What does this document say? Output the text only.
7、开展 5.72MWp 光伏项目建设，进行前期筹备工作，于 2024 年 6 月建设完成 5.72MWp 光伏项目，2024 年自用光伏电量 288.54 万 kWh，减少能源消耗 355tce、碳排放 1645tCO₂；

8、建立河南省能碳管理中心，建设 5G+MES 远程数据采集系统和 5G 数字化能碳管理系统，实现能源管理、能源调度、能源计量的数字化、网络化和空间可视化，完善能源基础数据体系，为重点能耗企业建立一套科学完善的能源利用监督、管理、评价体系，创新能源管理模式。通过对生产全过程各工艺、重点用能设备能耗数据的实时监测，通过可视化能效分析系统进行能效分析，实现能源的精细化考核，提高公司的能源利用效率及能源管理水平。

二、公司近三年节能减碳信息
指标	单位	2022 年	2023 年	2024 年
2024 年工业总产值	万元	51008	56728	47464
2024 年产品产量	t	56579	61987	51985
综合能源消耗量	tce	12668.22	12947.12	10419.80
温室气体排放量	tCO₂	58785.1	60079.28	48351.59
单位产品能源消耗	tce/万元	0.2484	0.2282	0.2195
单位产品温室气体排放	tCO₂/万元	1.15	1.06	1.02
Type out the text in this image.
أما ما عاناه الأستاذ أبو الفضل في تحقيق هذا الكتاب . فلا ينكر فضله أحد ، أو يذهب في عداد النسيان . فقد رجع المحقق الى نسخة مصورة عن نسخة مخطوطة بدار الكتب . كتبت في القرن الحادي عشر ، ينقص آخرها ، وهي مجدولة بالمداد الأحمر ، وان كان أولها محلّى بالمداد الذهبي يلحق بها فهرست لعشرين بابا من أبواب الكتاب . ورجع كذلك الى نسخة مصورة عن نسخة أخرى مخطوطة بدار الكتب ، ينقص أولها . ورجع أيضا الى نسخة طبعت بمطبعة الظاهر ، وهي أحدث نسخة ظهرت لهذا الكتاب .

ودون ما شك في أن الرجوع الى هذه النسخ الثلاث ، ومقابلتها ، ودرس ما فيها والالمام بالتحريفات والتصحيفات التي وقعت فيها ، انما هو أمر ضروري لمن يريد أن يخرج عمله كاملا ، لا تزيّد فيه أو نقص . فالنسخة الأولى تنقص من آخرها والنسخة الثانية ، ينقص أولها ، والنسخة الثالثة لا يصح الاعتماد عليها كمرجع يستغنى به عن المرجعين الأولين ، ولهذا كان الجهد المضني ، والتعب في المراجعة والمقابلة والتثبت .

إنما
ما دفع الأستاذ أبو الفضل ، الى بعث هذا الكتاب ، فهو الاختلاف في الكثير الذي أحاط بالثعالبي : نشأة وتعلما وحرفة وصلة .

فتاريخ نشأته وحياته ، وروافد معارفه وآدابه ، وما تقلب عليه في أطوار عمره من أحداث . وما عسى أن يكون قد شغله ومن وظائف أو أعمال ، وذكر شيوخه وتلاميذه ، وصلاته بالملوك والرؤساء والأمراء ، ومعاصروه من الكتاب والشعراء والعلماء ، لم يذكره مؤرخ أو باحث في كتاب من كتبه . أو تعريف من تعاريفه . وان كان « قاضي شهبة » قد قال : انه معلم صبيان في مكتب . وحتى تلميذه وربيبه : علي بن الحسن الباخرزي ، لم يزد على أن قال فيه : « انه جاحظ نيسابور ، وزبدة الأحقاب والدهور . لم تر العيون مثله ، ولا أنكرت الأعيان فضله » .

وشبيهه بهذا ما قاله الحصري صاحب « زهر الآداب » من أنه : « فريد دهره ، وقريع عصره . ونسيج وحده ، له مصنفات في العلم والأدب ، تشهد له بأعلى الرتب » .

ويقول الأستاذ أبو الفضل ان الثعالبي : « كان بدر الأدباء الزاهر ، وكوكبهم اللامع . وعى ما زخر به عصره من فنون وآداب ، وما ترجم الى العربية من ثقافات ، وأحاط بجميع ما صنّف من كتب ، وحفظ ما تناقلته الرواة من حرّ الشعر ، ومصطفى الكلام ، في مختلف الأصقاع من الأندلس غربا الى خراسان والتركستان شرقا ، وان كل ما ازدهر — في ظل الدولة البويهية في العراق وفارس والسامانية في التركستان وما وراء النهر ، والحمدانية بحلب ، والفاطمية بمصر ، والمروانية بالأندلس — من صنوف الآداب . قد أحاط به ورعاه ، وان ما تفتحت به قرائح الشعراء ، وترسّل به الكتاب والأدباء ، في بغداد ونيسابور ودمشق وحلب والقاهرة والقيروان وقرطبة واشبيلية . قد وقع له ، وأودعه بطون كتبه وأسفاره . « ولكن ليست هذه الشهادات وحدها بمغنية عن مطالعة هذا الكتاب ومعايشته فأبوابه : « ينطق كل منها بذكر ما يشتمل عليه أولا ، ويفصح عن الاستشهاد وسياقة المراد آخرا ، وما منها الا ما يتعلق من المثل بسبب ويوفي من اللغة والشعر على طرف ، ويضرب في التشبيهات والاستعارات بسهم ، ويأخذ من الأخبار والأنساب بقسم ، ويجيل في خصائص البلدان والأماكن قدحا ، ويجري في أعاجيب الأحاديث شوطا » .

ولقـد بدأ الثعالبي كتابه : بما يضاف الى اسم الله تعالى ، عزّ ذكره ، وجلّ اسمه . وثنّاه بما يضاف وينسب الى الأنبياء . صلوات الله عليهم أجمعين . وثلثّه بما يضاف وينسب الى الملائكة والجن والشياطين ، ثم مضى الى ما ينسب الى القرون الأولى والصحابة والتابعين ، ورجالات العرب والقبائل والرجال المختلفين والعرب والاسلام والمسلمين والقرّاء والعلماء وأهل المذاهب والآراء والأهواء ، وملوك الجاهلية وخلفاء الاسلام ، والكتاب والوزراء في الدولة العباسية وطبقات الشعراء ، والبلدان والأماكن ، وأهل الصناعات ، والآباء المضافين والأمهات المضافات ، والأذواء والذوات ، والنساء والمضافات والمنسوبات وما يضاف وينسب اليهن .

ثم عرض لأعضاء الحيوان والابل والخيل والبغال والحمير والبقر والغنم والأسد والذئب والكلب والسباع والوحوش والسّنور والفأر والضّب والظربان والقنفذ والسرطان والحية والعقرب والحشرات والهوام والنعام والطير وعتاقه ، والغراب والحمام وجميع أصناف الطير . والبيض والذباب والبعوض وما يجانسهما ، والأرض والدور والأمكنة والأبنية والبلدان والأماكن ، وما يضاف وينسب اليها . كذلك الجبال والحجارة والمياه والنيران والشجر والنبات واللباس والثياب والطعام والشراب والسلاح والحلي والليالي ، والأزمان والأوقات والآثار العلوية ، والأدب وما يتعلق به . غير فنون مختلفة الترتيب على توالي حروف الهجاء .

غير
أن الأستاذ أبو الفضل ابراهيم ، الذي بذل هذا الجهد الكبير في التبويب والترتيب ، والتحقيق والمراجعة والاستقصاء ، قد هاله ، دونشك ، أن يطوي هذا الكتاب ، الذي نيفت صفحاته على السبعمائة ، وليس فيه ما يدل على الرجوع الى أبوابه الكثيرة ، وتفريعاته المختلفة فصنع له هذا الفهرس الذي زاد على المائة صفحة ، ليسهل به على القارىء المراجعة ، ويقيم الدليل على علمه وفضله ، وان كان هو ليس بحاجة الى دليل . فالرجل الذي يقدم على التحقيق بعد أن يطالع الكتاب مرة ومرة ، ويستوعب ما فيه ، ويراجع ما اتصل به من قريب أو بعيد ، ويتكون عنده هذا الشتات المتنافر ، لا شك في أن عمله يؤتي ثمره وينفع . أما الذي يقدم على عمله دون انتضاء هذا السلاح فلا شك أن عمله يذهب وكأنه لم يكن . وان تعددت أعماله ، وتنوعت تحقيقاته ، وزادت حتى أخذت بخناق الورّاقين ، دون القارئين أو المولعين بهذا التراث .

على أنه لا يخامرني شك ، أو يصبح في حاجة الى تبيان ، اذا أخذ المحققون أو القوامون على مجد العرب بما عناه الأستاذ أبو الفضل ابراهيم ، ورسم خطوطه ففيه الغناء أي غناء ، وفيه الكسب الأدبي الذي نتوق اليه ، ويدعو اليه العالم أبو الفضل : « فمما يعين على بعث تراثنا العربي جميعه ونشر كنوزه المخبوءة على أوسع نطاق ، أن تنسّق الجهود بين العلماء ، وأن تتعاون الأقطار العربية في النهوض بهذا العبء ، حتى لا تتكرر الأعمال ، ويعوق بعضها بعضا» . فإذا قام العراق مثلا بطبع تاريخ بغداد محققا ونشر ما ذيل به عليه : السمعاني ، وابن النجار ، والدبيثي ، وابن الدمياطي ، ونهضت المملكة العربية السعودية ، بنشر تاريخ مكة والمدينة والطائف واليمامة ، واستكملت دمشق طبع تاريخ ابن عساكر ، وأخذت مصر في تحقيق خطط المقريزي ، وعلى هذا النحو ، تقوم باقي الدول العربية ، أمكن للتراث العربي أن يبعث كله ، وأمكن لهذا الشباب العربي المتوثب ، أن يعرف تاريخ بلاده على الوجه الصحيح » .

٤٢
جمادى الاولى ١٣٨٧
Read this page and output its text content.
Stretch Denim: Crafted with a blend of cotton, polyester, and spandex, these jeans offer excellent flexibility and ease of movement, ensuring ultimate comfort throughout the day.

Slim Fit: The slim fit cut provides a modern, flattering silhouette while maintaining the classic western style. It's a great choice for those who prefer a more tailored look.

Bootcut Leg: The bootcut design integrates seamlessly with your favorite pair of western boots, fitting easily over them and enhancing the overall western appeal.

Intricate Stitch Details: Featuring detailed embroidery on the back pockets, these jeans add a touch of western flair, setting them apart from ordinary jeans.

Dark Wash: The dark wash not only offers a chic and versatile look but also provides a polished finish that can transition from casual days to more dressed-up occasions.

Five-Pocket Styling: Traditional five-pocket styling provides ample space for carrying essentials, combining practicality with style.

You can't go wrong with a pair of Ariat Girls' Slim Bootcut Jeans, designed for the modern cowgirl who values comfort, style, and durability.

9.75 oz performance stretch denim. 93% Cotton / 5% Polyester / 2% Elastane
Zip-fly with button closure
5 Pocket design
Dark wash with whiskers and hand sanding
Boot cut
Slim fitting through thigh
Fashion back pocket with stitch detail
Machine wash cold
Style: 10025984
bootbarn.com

++++++++++

## REQUIREMENT
Copy out every line with the word "back".

## RESULT
Intricate Stitch Details: Featuring detailed embroidery on the back pockets, these jeans add a touch of western flair, setting them apart from ordinary jeans.
Fashion back pocket with stitch detail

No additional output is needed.